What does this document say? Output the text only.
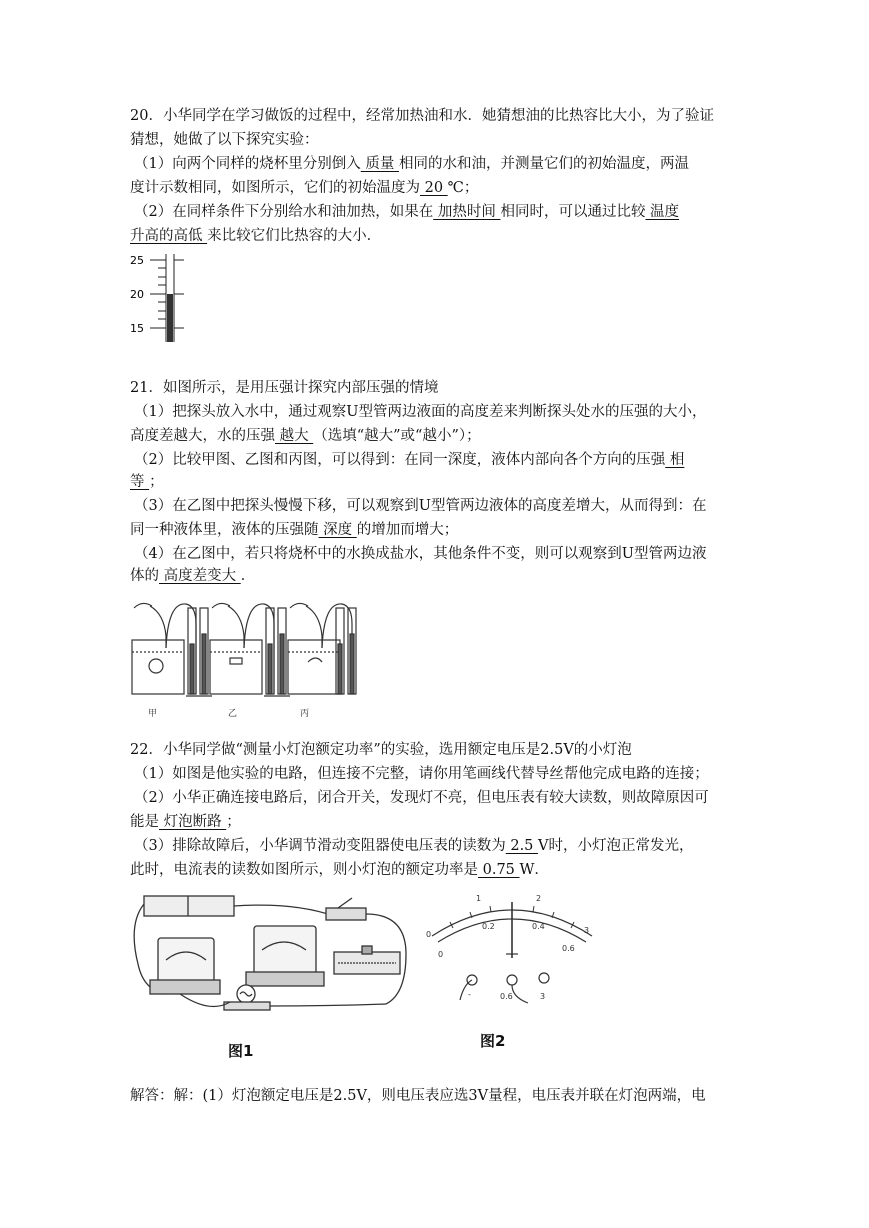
20．小华同学在学习做饭的过程中，经常加热油和水．她猜想油的比热容比大小，为了验证
猜想，她做了以下探究实验：
（1）向两个同样的烧杯里分别倒入 质量 相同的水和油，并测量它们的初始温度，两温
度计示数相同，如图所示，它们的初始温度为 20 ℃；
（2）在同样条件下分别给水和油加热，如果在 加热时间 相同时，可以通过比较 温度
升高的高低 来比较它们比热容的大小．
25
20
15
21．如图所示，是用压强计探究内部压强的情境
（1）把探头放入水中，通过观察U型管两边液面的高度差来判断探头处水的压强的大小，
高度差越大，水的压强 越大 （选填“越大”或“越小”）；
（2）比较甲图、乙图和丙图，可以得到：在同一深度，液体内部向各个方向的压强 相
等 ；
（3）在乙图中把探头慢慢下移，可以观察到U型管两边液体的高度差增大，从而得到：在
同一种液体里，液体的压强随 深度 的增加而增大；
（4）在乙图中，若只将烧杯中的水换成盐水，其他条件不变，则可以观察到U型管两边液
体的 高度差变大 ．
甲	乙	丙
22．小华同学做“测量小灯泡额定功率”的实验，选用额定电压是2.5V的小灯泡
（1）如图是他实验的电路，但连接不完整，请你用笔画线代替导丝帮他完成电路的连接；
（2）小华正确连接电路后，闭合开关，发现灯不亮，但电压表有较大读数，则故障原因可
能是 灯泡断路 ；
（3）排除故障后，小华调节滑动变阻器使电压表的读数为 2.5 V时，小灯泡正常发光，
此时，电流表的读数如图所示，则小灯泡的额定功率是 0.75 W．
图1
0
1	2
3
0
0.2	0.4
0.6
-	0.6	3
图2
解答：解：(1）灯泡额定电压是2.5V，则电压表应选3V量程，电压表并联在灯泡两端，电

What the exercise asks:
Set down the material exactly, every line of it, except for the pictures.

Final answer:
What does this document say? Output the text only.
20．小华同学在学习做饭的过程中，经常加热油和水．她猜想油的比热容比大小，为了验证
猜想，她做了以下探究实验：
（1）向两个同样的烧杯里分别倒入 质量 相同的水和油，并测量它们的初始温度，两温
度计示数相同，如图所示，它们的初始温度为 20 ℃；
（2）在同样条件下分别给水和油加热，如果在 加热时间 相同时，可以通过比较 温度
升高的高低 来比较它们比热容的大小．
25
20
15
21．如图所示，是用压强计探究内部压强的情境
（1）把探头放入水中，通过观察U型管两边液面的高度差来判断探头处水的压强的大小，
高度差越大，水的压强 越大 （选填“越大”或“越小”）；
（2）比较甲图、乙图和丙图，可以得到：在同一深度，液体内部向各个方向的压强 相
等 ；
（3）在乙图中把探头慢慢下移，可以观察到U型管两边液体的高度差增大，从而得到：在
同一种液体里，液体的压强随 深度 的增加而增大；
（4）在乙图中，若只将烧杯中的水换成盐水，其他条件不变，则可以观察到U型管两边液
体的 高度差变大 ．
甲	乙	丙
22．小华同学做“测量小灯泡额定功率”的实验，选用额定电压是2.5V的小灯泡
（1）如图是他实验的电路，但连接不完整，请你用笔画线代替导丝帮他完成电路的连接；
（2）小华正确连接电路后，闭合开关，发现灯不亮，但电压表有较大读数，则故障原因可
能是 灯泡断路 ；
（3）排除故障后，小华调节滑动变阻器使电压表的读数为 2.5 V时，小灯泡正常发光，
此时，电流表的读数如图所示，则小灯泡的额定功率是 0.75 W．
图1
0
1	2
3
0
0.2	0.4
0.6
-	0.6	3
图2
解答：解：(1）灯泡额定电压是2.5V，则电压表应选3V量程，电压表并联在灯泡两端，电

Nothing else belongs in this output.